▶ Dataset entries:
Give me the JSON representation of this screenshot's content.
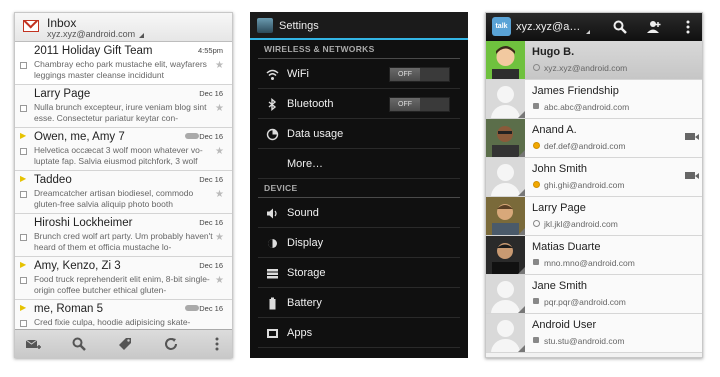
{
  "gmail": {
    "title": "Inbox",
    "account": "xyz.xyz@android.com",
    "messages": [
      {
        "from": "2011 Holiday Gift Team",
        "date": "4:55pm",
        "snippet": "Chambray echo park mustache elit, wayfarers leggings master cleanse incididunt"
      },
      {
        "from": "Larry Page",
        "date": "Dec 16",
        "snippet": "Nulla brunch excepteur, irure veniam blog sint esse. Consectetur pariatur keytar con-"
      },
      {
        "from": "Owen, me, Amy  7",
        "date": "Dec 16",
        "snippet": "Helvetica occæcat 3 wolf moon whatever vo-luptate fap. Salvia eiusmod pitchfork, 3 wolf"
      },
      {
        "from": "Taddeo",
        "date": "Dec 16",
        "snippet": "Dreamcatcher artisan biodiesel, commodo gluten-free salvia aliquip photo booth"
      },
      {
        "from": "Hiroshi Lockheimer",
        "date": "Dec 16",
        "snippet": "Brunch cred wolf art party. Um probably haven't heard of them et officia mustache lo-"
      },
      {
        "from": "Amy, Kenzo, Zi  3",
        "date": "Dec 16",
        "snippet": "Food truck reprehenderit elit enim, 8-bit single-origin coffee butcher ethical gluten-"
      },
      {
        "from": "me, Roman  5",
        "date": "Dec 16",
        "snippet": "Cred fixie culpa, hoodie adipisicing skate-"
      }
    ]
  },
  "settings": {
    "title": "Settings",
    "section_wireless": "WIRELESS & NETWORKS",
    "wifi": "WiFi",
    "wifi_state": "OFF",
    "bluetooth": "Bluetooth",
    "bluetooth_state": "OFF",
    "data_usage": "Data usage",
    "more": "More…",
    "section_device": "DEVICE",
    "sound": "Sound",
    "display": "Display",
    "storage": "Storage",
    "battery": "Battery",
    "apps": "Apps"
  },
  "people": {
    "talk_label": "talk",
    "account": "xyz.xyz@a…",
    "contacts": [
      {
        "name": "Hugo B.",
        "email": "xyz.xyz@android.com"
      },
      {
        "name": "James Friendship",
        "email": "abc.abc@android.com"
      },
      {
        "name": "Anand A.",
        "email": "def.def@android.com"
      },
      {
        "name": "John Smith",
        "email": "ghi.ghi@android.com"
      },
      {
        "name": "Larry Page",
        "email": "jkl.jkl@android.com"
      },
      {
        "name": "Matias Duarte",
        "email": "mno.mno@android.com"
      },
      {
        "name": "Jane Smith",
        "email": "pqr.pqr@android.com"
      },
      {
        "name": "Android User",
        "email": "stu.stu@android.com"
      }
    ]
  }
}
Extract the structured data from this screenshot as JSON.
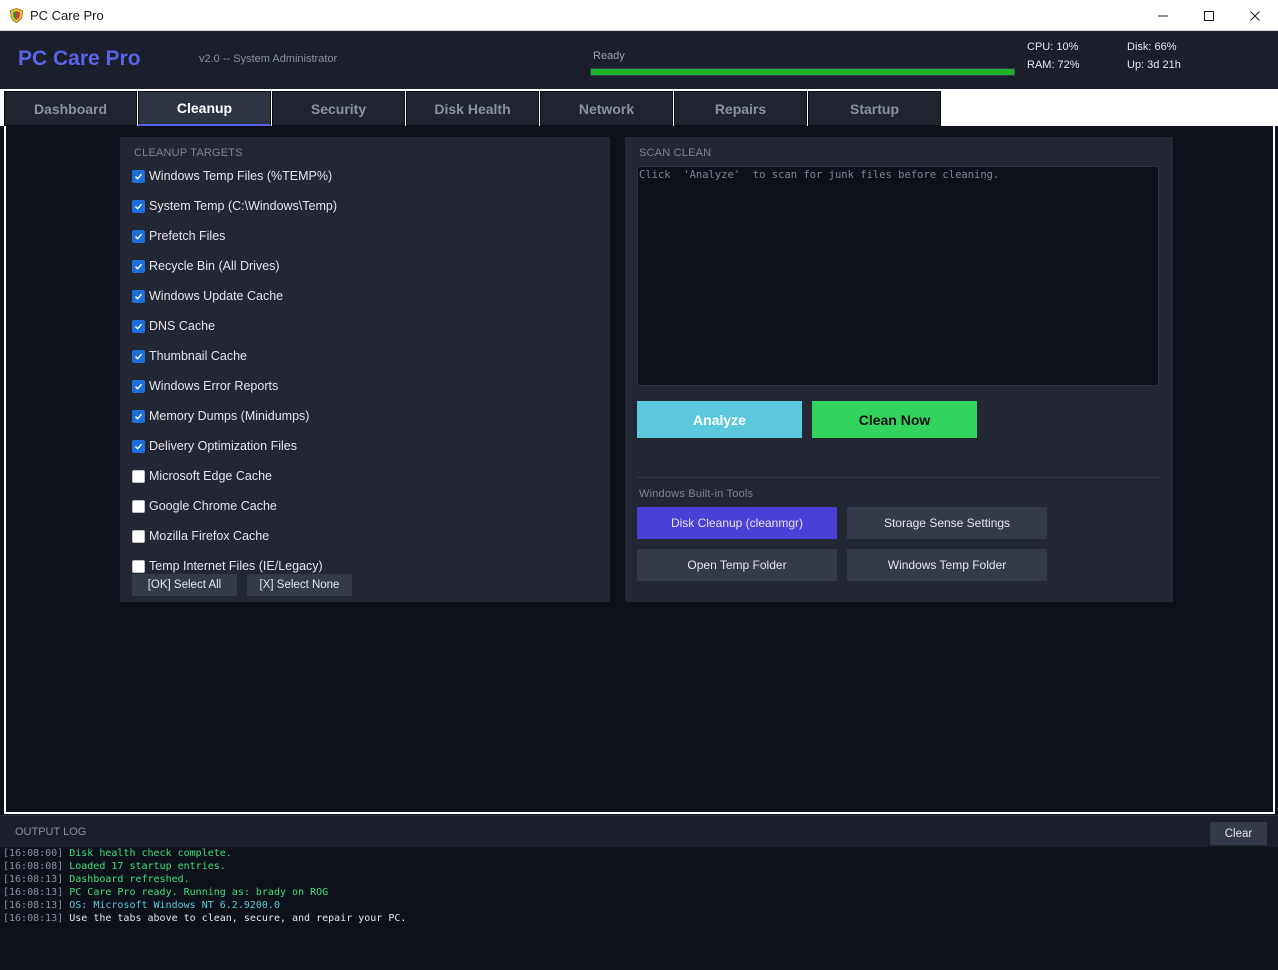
{
  "window": {
    "title": "PC Care Pro"
  },
  "header": {
    "app_name": "PC Care Pro",
    "subtitle": "v2.0  --  System Administrator",
    "status": "Ready",
    "progress": 1.0,
    "cpu": "CPU: 10%",
    "ram": "RAM: 72%",
    "disk": "Disk: 66%",
    "uptime": "Up: 3d 21h"
  },
  "tabs": [
    {
      "label": "Dashboard",
      "active": false
    },
    {
      "label": "Cleanup",
      "active": true
    },
    {
      "label": "Security",
      "active": false
    },
    {
      "label": "Disk Health",
      "active": false
    },
    {
      "label": "Network",
      "active": false
    },
    {
      "label": "Repairs",
      "active": false
    },
    {
      "label": "Startup",
      "active": false
    }
  ],
  "targets": {
    "title": "CLEANUP TARGETS",
    "items": [
      {
        "label": "Windows Temp Files (%TEMP%)",
        "checked": true
      },
      {
        "label": "System Temp (C:\\Windows\\Temp)",
        "checked": true
      },
      {
        "label": "Prefetch Files",
        "checked": true
      },
      {
        "label": "Recycle Bin (All Drives)",
        "checked": true
      },
      {
        "label": "Windows Update Cache",
        "checked": true
      },
      {
        "label": "DNS Cache",
        "checked": true
      },
      {
        "label": "Thumbnail Cache",
        "checked": true
      },
      {
        "label": "Windows Error Reports",
        "checked": true
      },
      {
        "label": "Memory Dumps (Minidumps)",
        "checked": true
      },
      {
        "label": "Delivery Optimization Files",
        "checked": true
      },
      {
        "label": "Microsoft Edge Cache",
        "checked": false
      },
      {
        "label": "Google Chrome Cache",
        "checked": false
      },
      {
        "label": "Mozilla Firefox Cache",
        "checked": false
      },
      {
        "label": "Temp Internet Files (IE/Legacy)",
        "checked": false
      }
    ],
    "select_all": "[OK] Select All",
    "select_none": "[X] Select None"
  },
  "scan": {
    "title": "SCAN  CLEAN",
    "output": "Click  'Analyze'  to scan for junk files before cleaning.",
    "analyze": "Analyze",
    "clean": "Clean Now",
    "tools_title": "Windows Built-in Tools",
    "tools": [
      {
        "label": "Disk Cleanup (cleanmgr)",
        "primary": true
      },
      {
        "label": "Storage Sense Settings",
        "primary": false
      },
      {
        "label": "Open Temp Folder",
        "primary": false
      },
      {
        "label": "Windows Temp Folder",
        "primary": false
      }
    ]
  },
  "log": {
    "title": "OUTPUT LOG",
    "clear": "Clear",
    "lines": [
      {
        "ts": "[16:08:00]",
        "msg": "Disk health check complete.",
        "color": "#3ee07a"
      },
      {
        "ts": "[16:08:08]",
        "msg": "Loaded 17 startup entries.",
        "color": "#3ee07a"
      },
      {
        "ts": "[16:08:13]",
        "msg": "Dashboard refreshed.",
        "color": "#3ee07a"
      },
      {
        "ts": "[16:08:13]",
        "msg": "PC Care Pro ready. Running as: brady on ROG",
        "color": "#3ee07a"
      },
      {
        "ts": "[16:08:13]",
        "msg": "OS: Microsoft Windows NT 6.2.9200.0",
        "color": "#5bc8dd"
      },
      {
        "ts": "[16:08:13]",
        "msg": "Use the tabs above to clean, secure, and repair your PC.",
        "color": "#e6e8ee"
      }
    ]
  },
  "colors": {
    "accent": "#5a64e8",
    "analyze": "#5bc8dd",
    "clean": "#33d45d",
    "checkbox": "#1e6fd9",
    "progress": "#1bb52a"
  }
}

▶ Directive:
Locate all lines that include the word "Microsoft" and copy them out.

▶ Answer for this exercise:
        "label": "Microsoft Edge Cache",
        "msg": "OS: Microsoft Windows NT 6.2.9200.0",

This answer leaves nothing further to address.